+++ Extract

화학공학소재연구정보센터
Journal of Physical Chemistry B, Vol.122, No.21, 5599-5609, 2018
Computational Signaling Protein Dynamics and Geometric Mass Relations in Biomolecular Diffusion
We present an atomistic level computational investigation of the dynamics of a signaling protein, monocyte chemoattractant protein-1 (MCP-1), that explores how simulation geometry and solution ionic strength affect the calculated diffusion coefficient. Using a simple extension of noncubic finite size diffusion correction expressions, it is possible to calculate experimentally comparable diffusion coefficients that are fully consistent with those determined from cubic box simulations. Additionally, increasing the concentration of salt in the solvent environment leads to changes in protein dynamics that are not explainable through changes in solvent viscosity alone. This work in accurate computational determination of protein diffusion coefficients led us to investigate molecular-weight-based predictors for biomolecular diffusion. By introducing protein volume-and protein surface-area-based extensions of traditional statistical relations connecting particle molecular weight to diffusion, we find that protein solvent-excluded surface area rather than volume works as a better geometric property for estimating biomolecule Stokes radii. This work highlights the considerations necessary for accurate computational determination of biomolecule diffusivity and presents insight into molecular weight relations for diffusion that could lead to new routes for estimating protein diffusion beyond the traditional approaches.

++++++
+++ Input data

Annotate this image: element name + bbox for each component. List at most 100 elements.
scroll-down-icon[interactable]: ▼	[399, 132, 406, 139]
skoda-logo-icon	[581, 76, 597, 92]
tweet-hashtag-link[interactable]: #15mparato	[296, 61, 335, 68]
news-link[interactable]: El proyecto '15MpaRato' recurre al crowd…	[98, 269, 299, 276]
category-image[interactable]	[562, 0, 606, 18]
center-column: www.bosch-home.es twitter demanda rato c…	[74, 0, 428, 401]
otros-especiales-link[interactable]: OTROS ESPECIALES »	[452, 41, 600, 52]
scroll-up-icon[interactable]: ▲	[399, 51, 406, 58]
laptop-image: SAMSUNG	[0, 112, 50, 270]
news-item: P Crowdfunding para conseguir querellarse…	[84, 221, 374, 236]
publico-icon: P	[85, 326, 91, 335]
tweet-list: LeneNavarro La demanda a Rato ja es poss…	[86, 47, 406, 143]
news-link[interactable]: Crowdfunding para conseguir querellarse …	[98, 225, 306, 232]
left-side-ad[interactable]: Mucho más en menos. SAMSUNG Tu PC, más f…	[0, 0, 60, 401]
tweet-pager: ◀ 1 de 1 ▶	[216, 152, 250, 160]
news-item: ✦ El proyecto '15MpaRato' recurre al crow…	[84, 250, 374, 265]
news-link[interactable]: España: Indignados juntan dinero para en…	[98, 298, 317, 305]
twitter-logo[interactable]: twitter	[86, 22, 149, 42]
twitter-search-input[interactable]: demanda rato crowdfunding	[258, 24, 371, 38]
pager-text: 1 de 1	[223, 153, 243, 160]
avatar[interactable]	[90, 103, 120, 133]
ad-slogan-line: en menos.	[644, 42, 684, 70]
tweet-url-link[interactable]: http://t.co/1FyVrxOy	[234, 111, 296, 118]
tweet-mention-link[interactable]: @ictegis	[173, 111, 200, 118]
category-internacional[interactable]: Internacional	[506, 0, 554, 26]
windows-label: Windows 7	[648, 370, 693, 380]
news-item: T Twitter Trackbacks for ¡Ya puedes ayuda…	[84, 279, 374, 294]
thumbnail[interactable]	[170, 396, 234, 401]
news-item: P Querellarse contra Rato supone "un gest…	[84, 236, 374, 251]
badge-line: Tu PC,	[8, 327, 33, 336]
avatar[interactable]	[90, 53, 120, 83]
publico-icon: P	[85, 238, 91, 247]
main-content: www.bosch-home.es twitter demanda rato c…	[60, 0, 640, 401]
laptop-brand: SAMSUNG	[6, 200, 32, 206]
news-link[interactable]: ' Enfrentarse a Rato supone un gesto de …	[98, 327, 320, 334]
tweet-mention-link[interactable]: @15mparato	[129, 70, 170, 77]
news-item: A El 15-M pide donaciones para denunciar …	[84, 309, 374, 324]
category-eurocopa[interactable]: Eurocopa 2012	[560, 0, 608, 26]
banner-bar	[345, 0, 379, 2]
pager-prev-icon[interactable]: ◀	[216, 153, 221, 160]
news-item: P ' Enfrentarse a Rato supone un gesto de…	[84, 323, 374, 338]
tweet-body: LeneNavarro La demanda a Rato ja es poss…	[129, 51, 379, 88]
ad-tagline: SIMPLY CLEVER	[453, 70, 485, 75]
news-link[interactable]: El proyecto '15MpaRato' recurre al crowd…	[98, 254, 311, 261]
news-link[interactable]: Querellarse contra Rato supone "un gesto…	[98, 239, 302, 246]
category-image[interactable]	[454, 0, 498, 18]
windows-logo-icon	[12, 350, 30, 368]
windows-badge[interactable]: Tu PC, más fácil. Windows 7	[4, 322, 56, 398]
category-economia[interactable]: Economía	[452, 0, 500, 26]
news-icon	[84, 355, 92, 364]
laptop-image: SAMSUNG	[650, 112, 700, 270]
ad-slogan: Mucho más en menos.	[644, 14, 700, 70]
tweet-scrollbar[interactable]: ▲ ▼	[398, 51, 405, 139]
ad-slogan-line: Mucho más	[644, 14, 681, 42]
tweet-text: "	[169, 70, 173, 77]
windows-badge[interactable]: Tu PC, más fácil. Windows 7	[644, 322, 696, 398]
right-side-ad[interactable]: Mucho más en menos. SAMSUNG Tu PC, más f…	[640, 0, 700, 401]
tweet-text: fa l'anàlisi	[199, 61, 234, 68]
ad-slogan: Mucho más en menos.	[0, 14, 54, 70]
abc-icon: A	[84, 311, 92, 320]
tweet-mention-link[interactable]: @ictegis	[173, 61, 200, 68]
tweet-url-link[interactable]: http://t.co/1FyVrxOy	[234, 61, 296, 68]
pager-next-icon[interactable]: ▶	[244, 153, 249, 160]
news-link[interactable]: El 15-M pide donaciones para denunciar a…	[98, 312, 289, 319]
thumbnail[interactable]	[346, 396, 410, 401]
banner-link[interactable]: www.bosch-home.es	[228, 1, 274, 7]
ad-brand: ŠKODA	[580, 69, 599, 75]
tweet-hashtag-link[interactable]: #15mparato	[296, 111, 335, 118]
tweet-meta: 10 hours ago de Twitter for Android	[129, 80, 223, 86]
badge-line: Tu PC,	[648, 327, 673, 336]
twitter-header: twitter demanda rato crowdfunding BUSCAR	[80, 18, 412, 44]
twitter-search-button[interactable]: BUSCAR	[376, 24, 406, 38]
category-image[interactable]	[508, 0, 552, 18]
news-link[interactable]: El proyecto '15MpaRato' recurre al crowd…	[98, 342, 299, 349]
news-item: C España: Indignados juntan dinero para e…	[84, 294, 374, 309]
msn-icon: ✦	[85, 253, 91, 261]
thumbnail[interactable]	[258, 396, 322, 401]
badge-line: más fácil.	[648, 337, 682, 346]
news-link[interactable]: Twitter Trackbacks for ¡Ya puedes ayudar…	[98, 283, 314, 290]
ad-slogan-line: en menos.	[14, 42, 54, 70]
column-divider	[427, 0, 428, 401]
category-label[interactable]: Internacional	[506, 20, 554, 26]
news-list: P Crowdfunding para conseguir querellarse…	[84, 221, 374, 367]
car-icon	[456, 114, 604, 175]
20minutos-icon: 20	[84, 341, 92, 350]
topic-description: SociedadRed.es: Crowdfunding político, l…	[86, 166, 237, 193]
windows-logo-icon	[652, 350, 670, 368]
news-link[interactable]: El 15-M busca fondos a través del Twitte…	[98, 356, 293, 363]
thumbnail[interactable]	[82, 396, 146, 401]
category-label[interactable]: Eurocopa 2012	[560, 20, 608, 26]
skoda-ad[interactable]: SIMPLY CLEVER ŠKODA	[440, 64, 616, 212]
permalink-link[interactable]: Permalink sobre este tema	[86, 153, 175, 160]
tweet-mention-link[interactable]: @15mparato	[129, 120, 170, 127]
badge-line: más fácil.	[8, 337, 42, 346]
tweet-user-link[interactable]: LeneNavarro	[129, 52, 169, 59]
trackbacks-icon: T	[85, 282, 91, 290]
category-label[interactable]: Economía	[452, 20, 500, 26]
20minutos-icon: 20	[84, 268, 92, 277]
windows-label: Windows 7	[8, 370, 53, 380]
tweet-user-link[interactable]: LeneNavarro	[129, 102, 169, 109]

++++++

• **Problem requirements**:
In the abstract on protein diffusion, which geometric property works better than volume for estimating biomolecule Stokes radii?

• **Expected answer**:
Protein solvent-excluded surface area.